▸ **Written task**:
Copy nothing but the text: reproduce each line of the listing exactly and leave the pictures out.

▸ **Entries provided**:
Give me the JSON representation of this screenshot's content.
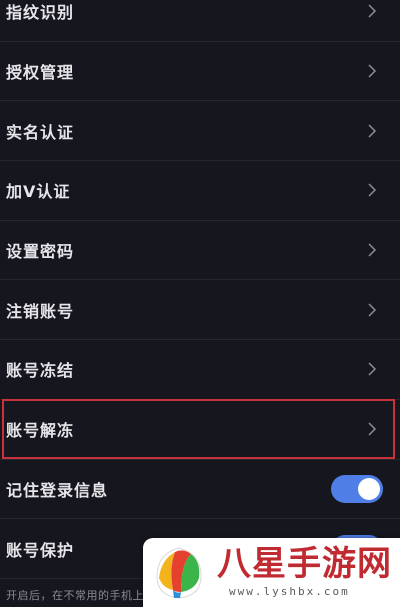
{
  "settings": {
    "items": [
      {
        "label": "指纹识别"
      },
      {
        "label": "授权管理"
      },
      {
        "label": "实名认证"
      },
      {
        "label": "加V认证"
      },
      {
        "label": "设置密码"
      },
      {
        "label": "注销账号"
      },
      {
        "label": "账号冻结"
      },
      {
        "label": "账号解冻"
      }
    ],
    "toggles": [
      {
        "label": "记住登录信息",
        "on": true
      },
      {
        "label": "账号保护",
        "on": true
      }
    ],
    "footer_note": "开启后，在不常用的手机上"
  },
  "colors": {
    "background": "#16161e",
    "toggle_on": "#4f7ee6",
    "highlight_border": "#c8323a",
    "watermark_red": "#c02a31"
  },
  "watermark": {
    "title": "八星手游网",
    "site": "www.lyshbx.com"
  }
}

▸ **Complete response**:
Give me the JSON representation of this screenshot's content.
{
  "settings": {
    "items": [
      {
        "label": "指纹识别"
      },
      {
        "label": "授权管理"
      },
      {
        "label": "实名认证"
      },
      {
        "label": "加V认证"
      },
      {
        "label": "设置密码"
      },
      {
        "label": "注销账号"
      },
      {
        "label": "账号冻结"
      },
      {
        "label": "账号解冻"
      }
    ],
    "toggles": [
      {
        "label": "记住登录信息",
        "on": true
      },
      {
        "label": "账号保护",
        "on": true
      }
    ],
    "footer_note": "开启后，在不常用的手机上"
  },
  "colors": {
    "background": "#16161e",
    "toggle_on": "#4f7ee6",
    "highlight_border": "#c8323a",
    "watermark_red": "#c02a31"
  },
  "watermark": {
    "title": "八星手游网",
    "site": "www.lyshbx.com"
  }
}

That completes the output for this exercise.